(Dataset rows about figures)
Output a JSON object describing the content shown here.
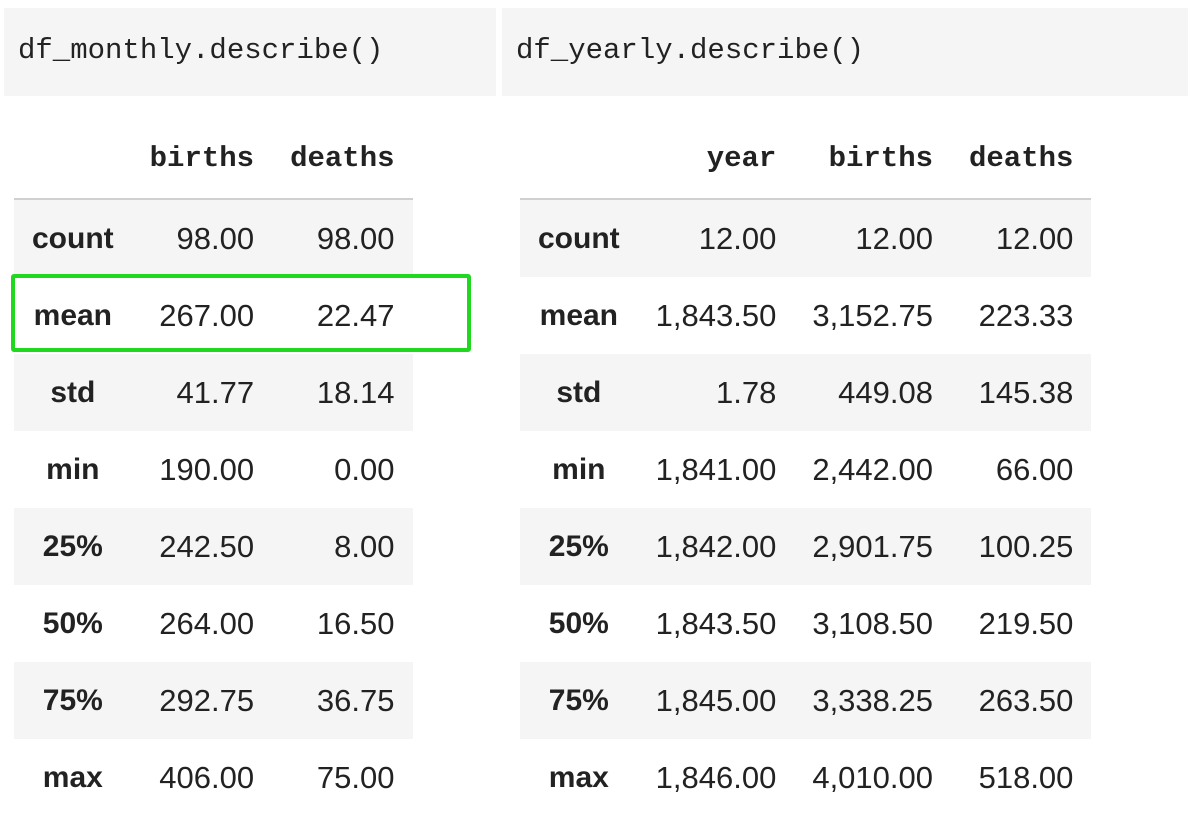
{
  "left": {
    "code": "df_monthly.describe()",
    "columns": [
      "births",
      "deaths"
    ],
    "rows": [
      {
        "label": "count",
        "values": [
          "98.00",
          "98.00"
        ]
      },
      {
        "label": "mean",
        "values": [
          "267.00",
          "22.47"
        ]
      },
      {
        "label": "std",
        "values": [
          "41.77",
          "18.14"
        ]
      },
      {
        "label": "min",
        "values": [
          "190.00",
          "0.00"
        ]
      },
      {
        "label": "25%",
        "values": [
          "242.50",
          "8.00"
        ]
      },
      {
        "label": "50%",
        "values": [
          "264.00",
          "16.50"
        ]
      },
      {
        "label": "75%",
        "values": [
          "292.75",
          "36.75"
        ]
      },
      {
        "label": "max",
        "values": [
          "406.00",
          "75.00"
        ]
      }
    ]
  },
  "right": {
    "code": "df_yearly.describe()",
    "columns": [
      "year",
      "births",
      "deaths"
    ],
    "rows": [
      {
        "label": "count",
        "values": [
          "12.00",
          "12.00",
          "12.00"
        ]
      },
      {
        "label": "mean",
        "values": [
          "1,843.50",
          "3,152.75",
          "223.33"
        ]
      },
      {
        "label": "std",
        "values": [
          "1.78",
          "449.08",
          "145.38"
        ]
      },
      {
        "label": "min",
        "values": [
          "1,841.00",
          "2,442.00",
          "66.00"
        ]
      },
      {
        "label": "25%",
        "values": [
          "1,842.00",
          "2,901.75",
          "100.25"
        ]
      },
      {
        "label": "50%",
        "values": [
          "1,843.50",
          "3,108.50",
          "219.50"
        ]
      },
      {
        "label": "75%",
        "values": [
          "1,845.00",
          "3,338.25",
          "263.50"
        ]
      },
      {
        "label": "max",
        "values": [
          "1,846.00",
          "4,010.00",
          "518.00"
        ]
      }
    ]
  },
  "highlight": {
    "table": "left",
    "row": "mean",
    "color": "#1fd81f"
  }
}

---

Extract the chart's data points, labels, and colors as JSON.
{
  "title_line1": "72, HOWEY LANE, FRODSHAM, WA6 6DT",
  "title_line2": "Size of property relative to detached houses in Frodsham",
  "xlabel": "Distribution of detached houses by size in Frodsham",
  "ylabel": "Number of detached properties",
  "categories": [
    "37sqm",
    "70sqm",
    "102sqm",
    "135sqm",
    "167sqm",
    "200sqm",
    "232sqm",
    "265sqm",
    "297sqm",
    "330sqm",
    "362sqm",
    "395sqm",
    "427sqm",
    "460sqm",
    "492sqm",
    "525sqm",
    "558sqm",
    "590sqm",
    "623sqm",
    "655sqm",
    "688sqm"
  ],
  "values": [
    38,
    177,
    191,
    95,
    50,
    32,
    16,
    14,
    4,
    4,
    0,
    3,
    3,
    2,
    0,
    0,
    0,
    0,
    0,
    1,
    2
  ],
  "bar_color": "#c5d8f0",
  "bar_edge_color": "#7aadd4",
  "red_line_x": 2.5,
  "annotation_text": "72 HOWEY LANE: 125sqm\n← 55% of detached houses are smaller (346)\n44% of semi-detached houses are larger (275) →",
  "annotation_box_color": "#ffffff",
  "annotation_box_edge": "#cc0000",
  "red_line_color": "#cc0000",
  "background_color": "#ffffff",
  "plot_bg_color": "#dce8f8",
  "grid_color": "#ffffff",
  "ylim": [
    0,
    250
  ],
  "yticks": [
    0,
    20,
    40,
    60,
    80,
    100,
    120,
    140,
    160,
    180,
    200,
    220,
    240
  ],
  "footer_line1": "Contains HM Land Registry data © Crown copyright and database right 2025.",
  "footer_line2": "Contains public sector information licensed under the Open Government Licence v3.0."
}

» **What to produce**: Work out how many lines in the records above contain the word "JSON", and reply with that number alone.

» **Exercise answer**: 2